-------- Task input

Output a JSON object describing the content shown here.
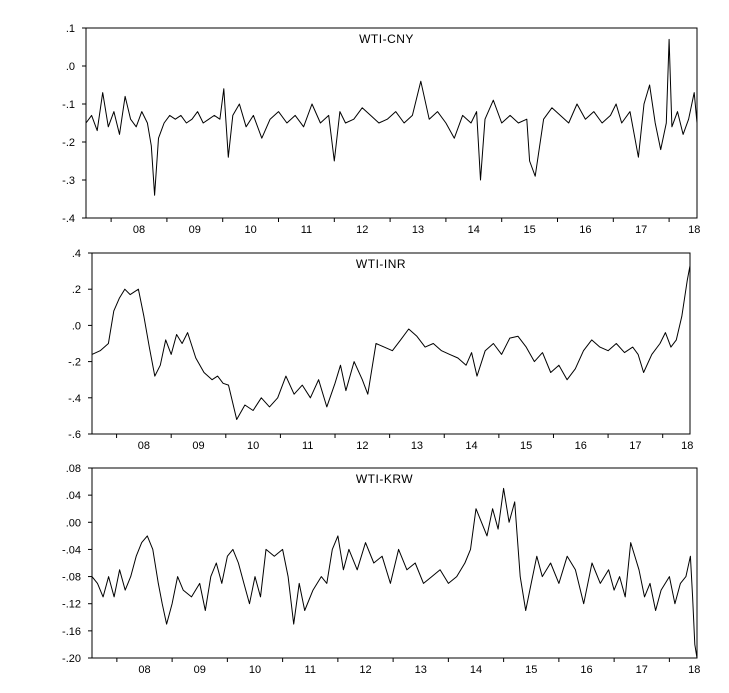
{
  "chart_data": [
    {
      "type": "line",
      "title": "WTI-CNY",
      "xlabel": "",
      "ylabel": "",
      "ylim": [
        -0.4,
        0.1
      ],
      "yticks": [
        ".1",
        ".0",
        "-.1",
        "-.2",
        "-.3",
        "-.4"
      ],
      "xlim": [
        2007.55,
        2018.5
      ],
      "xticks": [
        "08",
        "09",
        "10",
        "11",
        "12",
        "13",
        "14",
        "15",
        "16",
        "17",
        "18"
      ],
      "series": [
        {
          "x": [
            2007.55,
            2007.65,
            2007.75,
            2007.85,
            2007.95,
            2008.05,
            2008.15,
            2008.25,
            2008.35,
            2008.45,
            2008.55,
            2008.65,
            2008.72,
            2008.78,
            2008.85,
            2008.95,
            2009.05,
            2009.15,
            2009.25,
            2009.35,
            2009.45,
            2009.55,
            2009.65,
            2009.75,
            2009.85,
            2009.95,
            2010.02,
            2010.1,
            2010.18,
            2010.3,
            2010.42,
            2010.55,
            2010.7,
            2010.85,
            2011.0,
            2011.15,
            2011.3,
            2011.45,
            2011.6,
            2011.75,
            2011.9,
            2012.0,
            2012.1,
            2012.2,
            2012.35,
            2012.5,
            2012.65,
            2012.8,
            2012.95,
            2013.1,
            2013.25,
            2013.4,
            2013.55,
            2013.7,
            2013.85,
            2014.0,
            2014.15,
            2014.3,
            2014.45,
            2014.55,
            2014.62,
            2014.7,
            2014.85,
            2015.0,
            2015.15,
            2015.3,
            2015.45,
            2015.5,
            2015.6,
            2015.75,
            2015.9,
            2016.05,
            2016.2,
            2016.35,
            2016.5,
            2016.65,
            2016.8,
            2016.95,
            2017.05,
            2017.15,
            2017.3,
            2017.45,
            2017.55,
            2017.65,
            2017.75,
            2017.85,
            2017.95,
            2018.0,
            2018.05,
            2018.15,
            2018.25,
            2018.35,
            2018.45,
            2018.5
          ],
          "y": [
            -0.15,
            -0.13,
            -0.17,
            -0.07,
            -0.16,
            -0.12,
            -0.18,
            -0.08,
            -0.14,
            -0.16,
            -0.12,
            -0.15,
            -0.21,
            -0.34,
            -0.19,
            -0.15,
            -0.13,
            -0.14,
            -0.13,
            -0.15,
            -0.14,
            -0.12,
            -0.15,
            -0.14,
            -0.13,
            -0.14,
            -0.06,
            -0.24,
            -0.13,
            -0.1,
            -0.16,
            -0.13,
            -0.19,
            -0.14,
            -0.12,
            -0.15,
            -0.13,
            -0.16,
            -0.1,
            -0.15,
            -0.13,
            -0.25,
            -0.12,
            -0.15,
            -0.14,
            -0.11,
            -0.13,
            -0.15,
            -0.14,
            -0.12,
            -0.15,
            -0.13,
            -0.04,
            -0.14,
            -0.12,
            -0.15,
            -0.19,
            -0.13,
            -0.15,
            -0.12,
            -0.3,
            -0.14,
            -0.09,
            -0.15,
            -0.13,
            -0.15,
            -0.14,
            -0.25,
            -0.29,
            -0.14,
            -0.11,
            -0.13,
            -0.15,
            -0.1,
            -0.14,
            -0.12,
            -0.15,
            -0.13,
            -0.1,
            -0.15,
            -0.12,
            -0.24,
            -0.1,
            -0.05,
            -0.15,
            -0.22,
            -0.15,
            0.07,
            -0.16,
            -0.12,
            -0.18,
            -0.14,
            -0.07,
            -0.15
          ]
        }
      ]
    },
    {
      "type": "line",
      "title": "WTI-INR",
      "xlabel": "",
      "ylabel": "",
      "ylim": [
        -0.6,
        0.4
      ],
      "yticks": [
        ".4",
        ".2",
        ".0",
        "-.2",
        "-.4",
        "-.6"
      ],
      "xlim": [
        2007.55,
        2018.5
      ],
      "xticks": [
        "08",
        "09",
        "10",
        "11",
        "12",
        "13",
        "14",
        "15",
        "16",
        "17",
        "18"
      ],
      "series": [
        {
          "x": [
            2007.55,
            2007.7,
            2007.85,
            2007.95,
            2008.05,
            2008.15,
            2008.25,
            2008.4,
            2008.5,
            2008.6,
            2008.7,
            2008.8,
            2008.9,
            2009.0,
            2009.1,
            2009.2,
            2009.3,
            2009.45,
            2009.6,
            2009.75,
            2009.85,
            2009.95,
            2010.05,
            2010.2,
            2010.35,
            2010.5,
            2010.65,
            2010.8,
            2010.95,
            2011.1,
            2011.25,
            2011.4,
            2011.55,
            2011.7,
            2011.85,
            2012.0,
            2012.1,
            2012.2,
            2012.35,
            2012.5,
            2012.6,
            2012.75,
            2012.9,
            2013.05,
            2013.2,
            2013.35,
            2013.5,
            2013.65,
            2013.8,
            2013.95,
            2014.1,
            2014.25,
            2014.4,
            2014.5,
            2014.6,
            2014.75,
            2014.9,
            2015.05,
            2015.2,
            2015.35,
            2015.5,
            2015.65,
            2015.8,
            2015.95,
            2016.1,
            2016.25,
            2016.4,
            2016.55,
            2016.7,
            2016.85,
            2017.0,
            2017.15,
            2017.3,
            2017.45,
            2017.55,
            2017.65,
            2017.8,
            2017.95,
            2018.05,
            2018.15,
            2018.25,
            2018.35,
            2018.45,
            2018.5
          ],
          "y": [
            -0.16,
            -0.14,
            -0.1,
            0.08,
            0.15,
            0.2,
            0.17,
            0.2,
            0.05,
            -0.12,
            -0.28,
            -0.22,
            -0.08,
            -0.16,
            -0.05,
            -0.1,
            -0.04,
            -0.18,
            -0.26,
            -0.3,
            -0.28,
            -0.32,
            -0.33,
            -0.52,
            -0.44,
            -0.47,
            -0.4,
            -0.45,
            -0.4,
            -0.28,
            -0.38,
            -0.33,
            -0.4,
            -0.3,
            -0.45,
            -0.32,
            -0.22,
            -0.36,
            -0.2,
            -0.3,
            -0.38,
            -0.1,
            -0.12,
            -0.14,
            -0.08,
            -0.02,
            -0.06,
            -0.12,
            -0.1,
            -0.14,
            -0.16,
            -0.18,
            -0.22,
            -0.15,
            -0.28,
            -0.14,
            -0.1,
            -0.16,
            -0.07,
            -0.06,
            -0.12,
            -0.2,
            -0.15,
            -0.26,
            -0.22,
            -0.3,
            -0.24,
            -0.14,
            -0.08,
            -0.12,
            -0.14,
            -0.1,
            -0.15,
            -0.12,
            -0.16,
            -0.26,
            -0.16,
            -0.1,
            -0.04,
            -0.12,
            -0.08,
            0.05,
            0.25,
            0.33
          ]
        }
      ]
    },
    {
      "type": "line",
      "title": "WTI-KRW",
      "xlabel": "",
      "ylabel": "",
      "ylim": [
        -0.2,
        0.08
      ],
      "yticks": [
        ".08",
        ".04",
        ".00",
        "-.04",
        "-.08",
        "-.12",
        "-.16",
        "-.20"
      ],
      "xlim": [
        2007.55,
        2018.5
      ],
      "xticks": [
        "08",
        "09",
        "10",
        "11",
        "12",
        "13",
        "14",
        "15",
        "16",
        "17",
        "18"
      ],
      "series": [
        {
          "x": [
            2007.55,
            2007.65,
            2007.75,
            2007.85,
            2007.95,
            2008.05,
            2008.15,
            2008.25,
            2008.35,
            2008.45,
            2008.55,
            2008.65,
            2008.75,
            2008.82,
            2008.9,
            2009.0,
            2009.1,
            2009.2,
            2009.35,
            2009.5,
            2009.6,
            2009.7,
            2009.8,
            2009.9,
            2010.0,
            2010.1,
            2010.2,
            2010.3,
            2010.4,
            2010.5,
            2010.6,
            2010.7,
            2010.85,
            2011.0,
            2011.1,
            2011.2,
            2011.3,
            2011.4,
            2011.55,
            2011.7,
            2011.8,
            2011.9,
            2012.0,
            2012.1,
            2012.2,
            2012.35,
            2012.5,
            2012.65,
            2012.8,
            2012.95,
            2013.1,
            2013.25,
            2013.4,
            2013.55,
            2013.7,
            2013.85,
            2014.0,
            2014.15,
            2014.3,
            2014.4,
            2014.5,
            2014.6,
            2014.7,
            2014.8,
            2014.9,
            2015.0,
            2015.1,
            2015.2,
            2015.3,
            2015.4,
            2015.5,
            2015.6,
            2015.7,
            2015.85,
            2016.0,
            2016.15,
            2016.3,
            2016.45,
            2016.6,
            2016.75,
            2016.9,
            2017.0,
            2017.1,
            2017.2,
            2017.3,
            2017.45,
            2017.55,
            2017.65,
            2017.75,
            2017.85,
            2018.0,
            2018.1,
            2018.2,
            2018.3,
            2018.38,
            2018.42,
            2018.46,
            2018.5
          ],
          "y": [
            -0.08,
            -0.09,
            -0.11,
            -0.08,
            -0.11,
            -0.07,
            -0.1,
            -0.08,
            -0.05,
            -0.03,
            -0.02,
            -0.04,
            -0.09,
            -0.12,
            -0.15,
            -0.12,
            -0.08,
            -0.1,
            -0.11,
            -0.09,
            -0.13,
            -0.08,
            -0.06,
            -0.09,
            -0.05,
            -0.04,
            -0.06,
            -0.09,
            -0.12,
            -0.08,
            -0.11,
            -0.04,
            -0.05,
            -0.04,
            -0.08,
            -0.15,
            -0.09,
            -0.13,
            -0.1,
            -0.08,
            -0.09,
            -0.04,
            -0.02,
            -0.07,
            -0.04,
            -0.07,
            -0.03,
            -0.06,
            -0.05,
            -0.09,
            -0.04,
            -0.07,
            -0.06,
            -0.09,
            -0.08,
            -0.07,
            -0.09,
            -0.08,
            -0.06,
            -0.04,
            0.02,
            0.0,
            -0.02,
            0.02,
            -0.01,
            0.05,
            0.0,
            0.03,
            -0.08,
            -0.13,
            -0.09,
            -0.05,
            -0.08,
            -0.06,
            -0.09,
            -0.05,
            -0.07,
            -0.12,
            -0.06,
            -0.09,
            -0.07,
            -0.1,
            -0.08,
            -0.11,
            -0.03,
            -0.07,
            -0.11,
            -0.09,
            -0.13,
            -0.1,
            -0.08,
            -0.12,
            -0.09,
            -0.08,
            -0.05,
            -0.11,
            -0.18,
            -0.2
          ]
        }
      ]
    }
  ]
}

----------------

• [Directions]:
Search the data above for the string "title" and return every line that has it.

• [Complete answer]:
      "title": "WTI-CNY",
      "title": "WTI-INR",
      "title": "WTI-KRW",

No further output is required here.